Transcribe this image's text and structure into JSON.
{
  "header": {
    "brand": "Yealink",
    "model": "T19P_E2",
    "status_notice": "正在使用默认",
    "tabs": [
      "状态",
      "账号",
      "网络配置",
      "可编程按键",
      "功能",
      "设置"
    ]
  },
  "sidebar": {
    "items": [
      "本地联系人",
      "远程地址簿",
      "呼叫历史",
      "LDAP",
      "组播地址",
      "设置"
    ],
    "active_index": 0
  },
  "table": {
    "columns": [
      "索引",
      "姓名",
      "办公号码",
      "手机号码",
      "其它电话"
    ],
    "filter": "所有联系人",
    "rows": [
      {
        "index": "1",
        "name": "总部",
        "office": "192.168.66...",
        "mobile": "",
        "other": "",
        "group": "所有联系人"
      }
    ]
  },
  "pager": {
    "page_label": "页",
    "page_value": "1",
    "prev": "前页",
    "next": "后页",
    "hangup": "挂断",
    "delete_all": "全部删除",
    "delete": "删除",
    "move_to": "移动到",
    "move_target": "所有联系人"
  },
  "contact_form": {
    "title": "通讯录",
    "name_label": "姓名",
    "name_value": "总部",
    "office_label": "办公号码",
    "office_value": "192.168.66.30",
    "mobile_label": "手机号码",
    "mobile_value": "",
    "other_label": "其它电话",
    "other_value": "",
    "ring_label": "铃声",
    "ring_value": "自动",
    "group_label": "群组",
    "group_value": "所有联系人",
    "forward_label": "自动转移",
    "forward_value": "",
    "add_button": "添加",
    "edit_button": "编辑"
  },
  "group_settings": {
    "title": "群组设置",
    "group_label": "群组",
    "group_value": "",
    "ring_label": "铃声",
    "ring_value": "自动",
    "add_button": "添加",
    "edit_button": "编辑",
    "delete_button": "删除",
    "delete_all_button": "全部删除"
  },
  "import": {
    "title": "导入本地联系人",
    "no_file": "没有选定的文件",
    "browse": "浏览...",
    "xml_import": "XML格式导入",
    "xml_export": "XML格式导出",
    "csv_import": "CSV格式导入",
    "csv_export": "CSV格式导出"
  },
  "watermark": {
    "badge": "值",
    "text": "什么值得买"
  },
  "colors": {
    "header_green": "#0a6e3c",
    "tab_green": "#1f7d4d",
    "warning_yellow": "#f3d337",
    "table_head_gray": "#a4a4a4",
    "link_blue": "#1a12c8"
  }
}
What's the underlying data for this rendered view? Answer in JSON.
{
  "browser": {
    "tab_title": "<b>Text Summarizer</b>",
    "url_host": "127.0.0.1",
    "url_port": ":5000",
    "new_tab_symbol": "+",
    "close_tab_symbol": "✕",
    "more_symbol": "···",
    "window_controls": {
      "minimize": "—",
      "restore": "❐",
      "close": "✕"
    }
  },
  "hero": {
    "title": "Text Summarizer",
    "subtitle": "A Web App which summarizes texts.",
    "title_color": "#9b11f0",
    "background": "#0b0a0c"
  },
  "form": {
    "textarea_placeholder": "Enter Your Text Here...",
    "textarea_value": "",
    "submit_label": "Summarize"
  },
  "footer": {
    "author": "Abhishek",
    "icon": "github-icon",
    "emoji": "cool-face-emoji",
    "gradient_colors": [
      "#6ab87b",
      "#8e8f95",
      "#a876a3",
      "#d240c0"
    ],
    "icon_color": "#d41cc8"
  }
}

□ □ □ □ □

*Work to be completed*: Reproduce every record above exactly as it appears.

*Expected answer*:
Transcribe this image's text and structure into JSON.
{
  "header": {
    "brand": "Yealink",
    "model": "T19P_E2",
    "status_notice": "正在使用默认",
    "tabs": [
      "状态",
      "账号",
      "网络配置",
      "可编程按键",
      "功能",
      "设置"
    ]
  },
  "sidebar": {
    "items": [
      "本地联系人",
      "远程地址簿",
      "呼叫历史",
      "LDAP",
      "组播地址",
      "设置"
    ],
    "active_index": 0
  },
  "table": {
    "columns": [
      "索引",
      "姓名",
      "办公号码",
      "手机号码",
      "其它电话"
    ],
    "filter": "所有联系人",
    "rows": [
      {
        "index": "1",
        "name": "总部",
        "office": "192.168.66...",
        "mobile": "",
        "other": "",
        "group": "所有联系人"
      }
    ]
  },
  "pager": {
    "page_label": "页",
    "page_value": "1",
    "prev": "前页",
    "next": "后页",
    "hangup": "挂断",
    "delete_all": "全部删除",
    "delete": "删除",
    "move_to": "移动到",
    "move_target": "所有联系人"
  },
  "contact_form": {
    "title": "通讯录",
    "name_label": "姓名",
    "name_value": "总部",
    "office_label": "办公号码",
    "office_value": "192.168.66.30",
    "mobile_label": "手机号码",
    "mobile_value": "",
    "other_label": "其它电话",
    "other_value": "",
    "ring_label": "铃声",
    "ring_value": "自动",
    "group_label": "群组",
    "group_value": "所有联系人",
    "forward_label": "自动转移",
    "forward_value": "",
    "add_button": "添加",
    "edit_button": "编辑"
  },
  "group_settings": {
    "title": "群组设置",
    "group_label": "群组",
    "group_value": "",
    "ring_label": "铃声",
    "ring_value": "自动",
    "add_button": "添加",
    "edit_button": "编辑",
    "delete_button": "删除",
    "delete_all_button": "全部删除"
  },
  "import": {
    "title": "导入本地联系人",
    "no_file": "没有选定的文件",
    "browse": "浏览...",
    "xml_import": "XML格式导入",
    "xml_export": "XML格式导出",
    "csv_import": "CSV格式导入",
    "csv_export": "CSV格式导出"
  },
  "watermark": {
    "badge": "值",
    "text": "什么值得买"
  },
  "colors": {
    "header_green": "#0a6e3c",
    "tab_green": "#1f7d4d",
    "warning_yellow": "#f3d337",
    "table_head_gray": "#a4a4a4",
    "link_blue": "#1a12c8"
  }
}
What's the underlying data for this rendered view? Answer in JSON.
{
  "browser": {
    "tab_title": "<b>Text Summarizer</b>",
    "url_host": "127.0.0.1",
    "url_port": ":5000",
    "new_tab_symbol": "+",
    "close_tab_symbol": "✕",
    "more_symbol": "···",
    "window_controls": {
      "minimize": "—",
      "restore": "❐",
      "close": "✕"
    }
  },
  "hero": {
    "title": "Text Summarizer",
    "subtitle": "A Web App which summarizes texts.",
    "title_color": "#9b11f0",
    "background": "#0b0a0c"
  },
  "form": {
    "textarea_placeholder": "Enter Your Text Here...",
    "textarea_value": "",
    "submit_label": "Summarize"
  },
  "footer": {
    "author": "Abhishek",
    "icon": "github-icon",
    "emoji": "cool-face-emoji",
    "gradient_colors": [
      "#6ab87b",
      "#8e8f95",
      "#a876a3",
      "#d240c0"
    ],
    "icon_color": "#d41cc8"
  }
}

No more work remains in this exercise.